TASK TO COMPLETE: Read the lines below. Copy out any that hold the string "discovery".

Data items:
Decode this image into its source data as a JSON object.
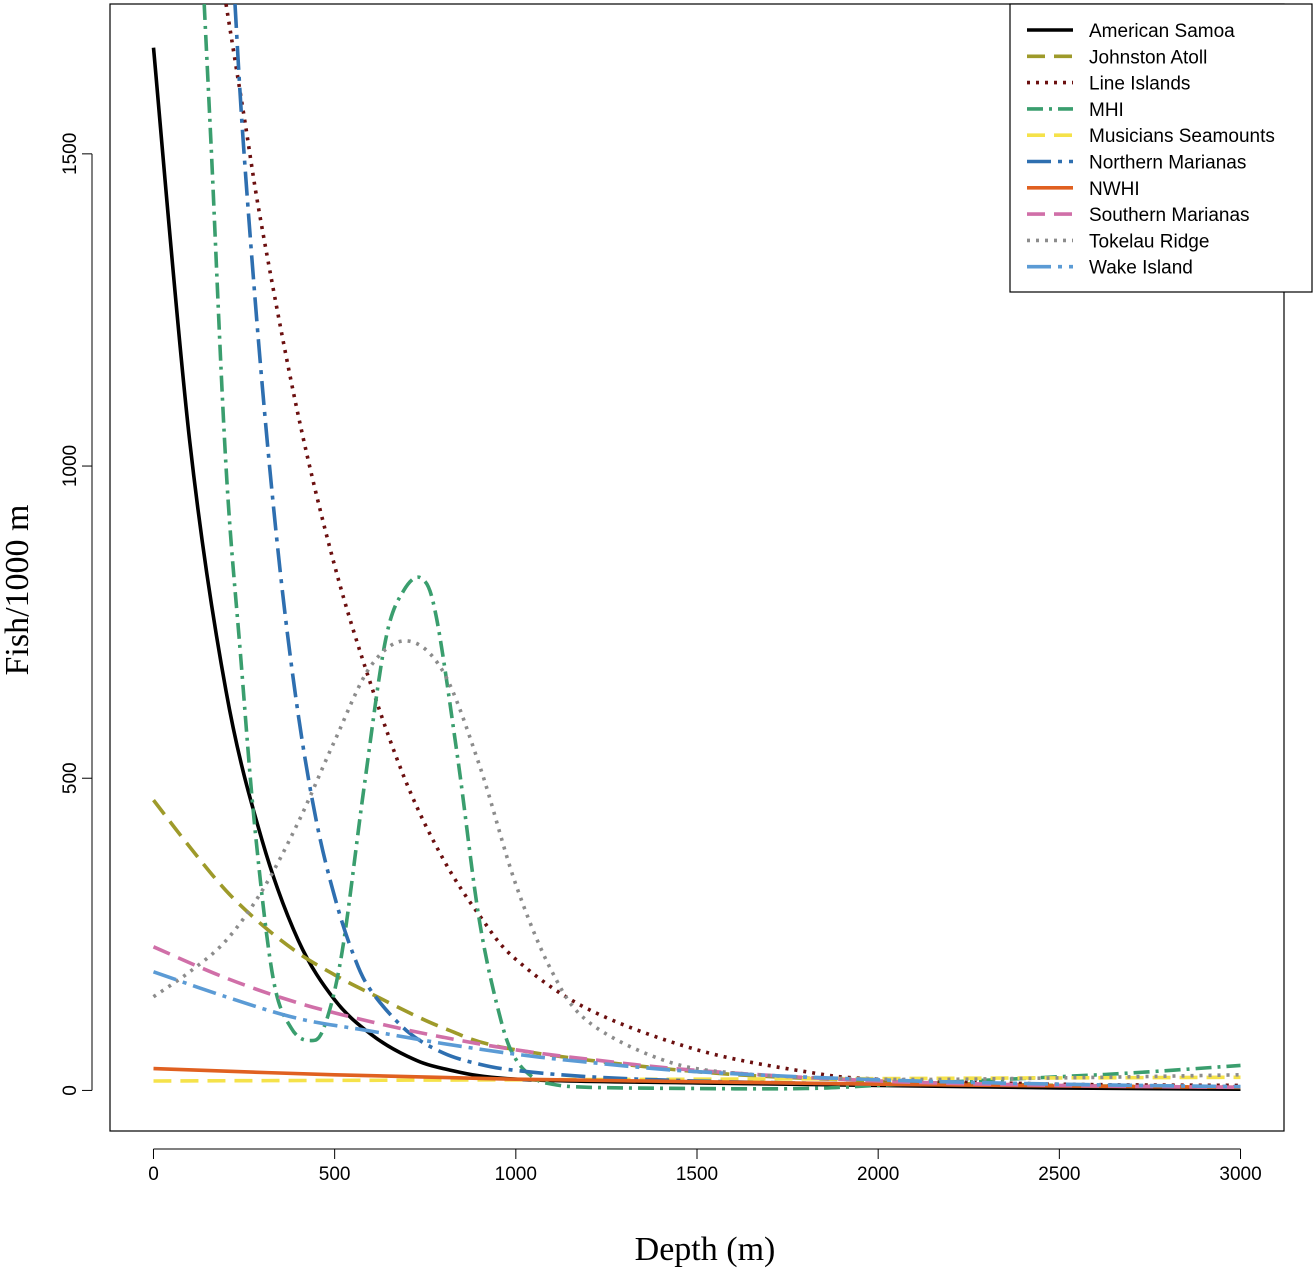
{
  "chart_data": {
    "type": "line",
    "title": "",
    "xlabel": "Depth (m)",
    "ylabel": "Fish/1000 m",
    "xlim": [
      -120,
      3120
    ],
    "ylim": [
      -65,
      1740
    ],
    "xticks": [
      0,
      500,
      1000,
      1500,
      2000,
      2500,
      3000
    ],
    "yticks": [
      0,
      500,
      1000,
      1500
    ],
    "xtick_labels": [
      "0",
      "500",
      "1000",
      "1500",
      "2000",
      "2500",
      "3000"
    ],
    "ytick_labels": [
      "0",
      "500",
      "1000",
      "1500"
    ],
    "legend_position": "top-right",
    "series": [
      {
        "name": "American Samoa",
        "color": "#000000",
        "dash": "solid",
        "x": [
          0,
          100,
          200,
          300,
          400,
          500,
          600,
          700,
          800,
          1000,
          1500,
          2000,
          2500,
          3000
        ],
        "y": [
          1670,
          1040,
          640,
          400,
          240,
          145,
          90,
          55,
          35,
          18,
          12,
          8,
          4,
          2
        ]
      },
      {
        "name": "Johnston Atoll",
        "color": "#9e9a2a",
        "dash": "long",
        "x": [
          0,
          100,
          200,
          300,
          400,
          500,
          600,
          800,
          1000,
          1500,
          2000,
          2500,
          3000
        ],
        "y": [
          465,
          390,
          320,
          265,
          220,
          185,
          155,
          100,
          65,
          30,
          15,
          8,
          5
        ]
      },
      {
        "name": "Line Islands",
        "color": "#6b0f0f",
        "dash": "dot",
        "x": [
          200,
          250,
          300,
          400,
          500,
          600,
          700,
          800,
          900,
          1000,
          1200,
          1500,
          1800,
          2000,
          2500,
          3000
        ],
        "y": [
          1740,
          1560,
          1380,
          1080,
          840,
          650,
          490,
          370,
          280,
          210,
          130,
          65,
          30,
          18,
          10,
          8
        ]
      },
      {
        "name": "MHI",
        "color": "#3a9e6e",
        "dash": "dashdot",
        "x": [
          140,
          160,
          200,
          240,
          280,
          330,
          380,
          430,
          470,
          520,
          580,
          640,
          690,
          740,
          780,
          840,
          900,
          960,
          1000,
          1050,
          1100,
          1200,
          1500,
          1800,
          2000,
          2500,
          2700,
          3000
        ],
        "y": [
          1740,
          1500,
          1000,
          700,
          420,
          180,
          100,
          80,
          100,
          220,
          480,
          720,
          800,
          820,
          760,
          530,
          270,
          110,
          50,
          20,
          10,
          5,
          3,
          3,
          8,
          22,
          28,
          40
        ]
      },
      {
        "name": "Musicians Seamounts",
        "color": "#f5e24a",
        "dash": "long",
        "x": [
          0,
          500,
          1000,
          1500,
          2000,
          2500,
          3000
        ],
        "y": [
          15,
          16,
          17,
          18,
          19,
          20,
          21
        ]
      },
      {
        "name": "Northern Marianas",
        "color": "#2e6fb0",
        "dash": "longdot",
        "x": [
          225,
          250,
          300,
          350,
          400,
          450,
          500,
          550,
          600,
          700,
          800,
          900,
          1000,
          1200,
          1500,
          2000,
          2500,
          3000
        ],
        "y": [
          1740,
          1500,
          1130,
          830,
          600,
          430,
          310,
          220,
          160,
          95,
          60,
          42,
          32,
          22,
          15,
          10,
          8,
          6
        ]
      },
      {
        "name": "NWHI",
        "color": "#e06020",
        "dash": "solid",
        "x": [
          0,
          500,
          1000,
          1500,
          2000,
          2500,
          3000
        ],
        "y": [
          35,
          25,
          18,
          14,
          10,
          7,
          5
        ]
      },
      {
        "name": "Southern Marianas",
        "color": "#d06fa8",
        "dash": "long",
        "x": [
          0,
          200,
          400,
          600,
          800,
          1000,
          1200,
          1500,
          2000,
          2500,
          3000
        ],
        "y": [
          230,
          180,
          140,
          110,
          85,
          65,
          50,
          32,
          15,
          8,
          5
        ]
      },
      {
        "name": "Tokelau Ridge",
        "color": "#8c8c8c",
        "dash": "dot",
        "x": [
          0,
          100,
          200,
          300,
          400,
          500,
          600,
          700,
          800,
          900,
          1000,
          1100,
          1200,
          1400,
          1600,
          2000,
          2500,
          3000
        ],
        "y": [
          150,
          190,
          240,
          320,
          430,
          560,
          680,
          720,
          670,
          520,
          330,
          190,
          110,
          50,
          28,
          18,
          20,
          25
        ]
      },
      {
        "name": "Wake Island",
        "color": "#5b9bd5",
        "dash": "longdot",
        "x": [
          0,
          200,
          400,
          600,
          800,
          1000,
          1200,
          1500,
          2000,
          2500,
          3000
        ],
        "y": [
          190,
          150,
          115,
          95,
          75,
          58,
          45,
          30,
          17,
          10,
          6
        ]
      }
    ]
  }
}
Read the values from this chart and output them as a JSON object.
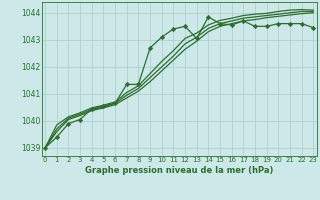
{
  "xlabel": "Graphe pression niveau de la mer (hPa)",
  "x_ticks": [
    0,
    1,
    2,
    3,
    4,
    5,
    6,
    7,
    8,
    9,
    10,
    11,
    12,
    13,
    14,
    15,
    16,
    17,
    18,
    19,
    20,
    21,
    22,
    23
  ],
  "ylim": [
    1038.7,
    1044.4
  ],
  "xlim": [
    -0.3,
    23.3
  ],
  "yticks": [
    1039,
    1040,
    1041,
    1042,
    1043,
    1044
  ],
  "bg_color": "#cce8e8",
  "grid_color": "#aacccc",
  "line_color": "#2d6e2d",
  "series_main": [
    1039.0,
    1039.4,
    1039.9,
    1040.05,
    1040.45,
    1040.55,
    1040.65,
    1041.35,
    1041.35,
    1042.7,
    1043.1,
    1043.4,
    1043.5,
    1043.05,
    1043.85,
    1043.6,
    1043.55,
    1043.7,
    1043.5,
    1043.5,
    1043.6,
    1043.6,
    1043.6,
    1043.45
  ],
  "series_smooth1": [
    1039.0,
    1039.6,
    1040.05,
    1040.2,
    1040.38,
    1040.48,
    1040.6,
    1040.85,
    1041.1,
    1041.45,
    1041.85,
    1042.25,
    1042.65,
    1042.95,
    1043.3,
    1043.5,
    1043.6,
    1043.7,
    1043.75,
    1043.82,
    1043.87,
    1043.92,
    1043.97,
    1044.0
  ],
  "series_smooth2": [
    1039.0,
    1039.7,
    1040.1,
    1040.25,
    1040.42,
    1040.52,
    1040.65,
    1040.95,
    1041.2,
    1041.6,
    1042.0,
    1042.4,
    1042.85,
    1043.1,
    1043.42,
    1043.6,
    1043.7,
    1043.8,
    1043.85,
    1043.9,
    1043.95,
    1044.0,
    1044.05,
    1044.05
  ],
  "series_smooth3": [
    1039.0,
    1039.85,
    1040.15,
    1040.3,
    1040.48,
    1040.58,
    1040.7,
    1041.05,
    1041.3,
    1041.75,
    1042.2,
    1042.6,
    1043.05,
    1043.25,
    1043.55,
    1043.72,
    1043.8,
    1043.9,
    1043.95,
    1043.98,
    1044.05,
    1044.1,
    1044.12,
    1044.1
  ],
  "marker": "D",
  "markersize": 2.2,
  "linewidth": 0.9
}
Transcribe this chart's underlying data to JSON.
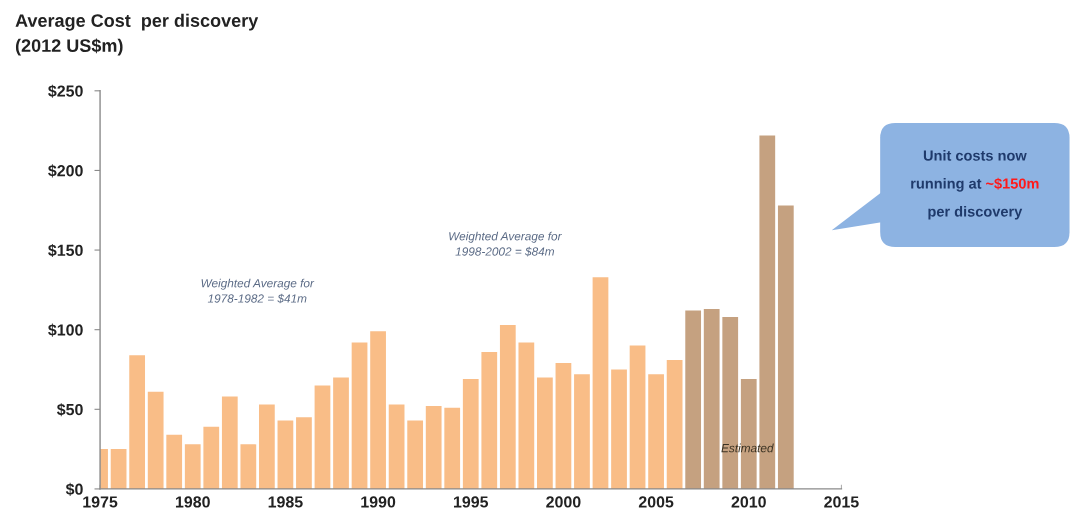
{
  "chart_data": {
    "type": "bar",
    "title": "Average Cost  per discovery",
    "subtitle": "(2012 US$m)",
    "x": [
      1975,
      1976,
      1977,
      1978,
      1979,
      1980,
      1981,
      1982,
      1983,
      1984,
      1985,
      1986,
      1987,
      1988,
      1989,
      1990,
      1991,
      1992,
      1993,
      1994,
      1995,
      1996,
      1997,
      1998,
      1999,
      2000,
      2001,
      2002,
      2003,
      2004,
      2005,
      2006,
      2007,
      2008,
      2009,
      2010,
      2011,
      2012
    ],
    "values": [
      25,
      25,
      84,
      61,
      34,
      28,
      39,
      58,
      28,
      53,
      43,
      45,
      65,
      70,
      92,
      99,
      53,
      43,
      52,
      51,
      69,
      86,
      103,
      92,
      70,
      79,
      72,
      133,
      75,
      90,
      72,
      81,
      112,
      113,
      108,
      69,
      222,
      178
    ],
    "colors": [
      "#f9bd87",
      "#f9bd87",
      "#f9bd87",
      "#f9bd87",
      "#f9bd87",
      "#f9bd87",
      "#f9bd87",
      "#f9bd87",
      "#f9bd87",
      "#f9bd87",
      "#f9bd87",
      "#f9bd87",
      "#f9bd87",
      "#f9bd87",
      "#f9bd87",
      "#f9bd87",
      "#f9bd87",
      "#f9bd87",
      "#f9bd87",
      "#f9bd87",
      "#f9bd87",
      "#f9bd87",
      "#f9bd87",
      "#f9bd87",
      "#f9bd87",
      "#f9bd87",
      "#f9bd87",
      "#f9bd87",
      "#f9bd87",
      "#f9bd87",
      "#f9bd87",
      "#f9bd87",
      "#c5a180",
      "#c5a180",
      "#c5a180",
      "#c5a180",
      "#c5a180",
      "#c5a180"
    ],
    "xlim": [
      1975,
      2015
    ],
    "xticks": [
      1975,
      1980,
      1985,
      1990,
      1995,
      2000,
      2005,
      2010,
      2015
    ],
    "ylim": [
      0,
      250
    ],
    "yticks": [
      {
        "value": 0,
        "label": "$0"
      },
      {
        "value": 50,
        "label": "$50"
      },
      {
        "value": 100,
        "label": "$100"
      },
      {
        "value": 150,
        "label": "$150"
      },
      {
        "value": 200,
        "label": "$200"
      },
      {
        "value": 250,
        "label": "$250"
      }
    ],
    "annotations": [
      "Weighted Average for\n1978-1982 = $41m",
      "Weighted Average for\n1998-2002 = $84m",
      "Estimated",
      "Unit costs now",
      "running at",
      "~$150m",
      "per discovery"
    ]
  }
}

PROBLEM SOLUTION:
    "title": "Average Cost  per discovery",
      "per discovery"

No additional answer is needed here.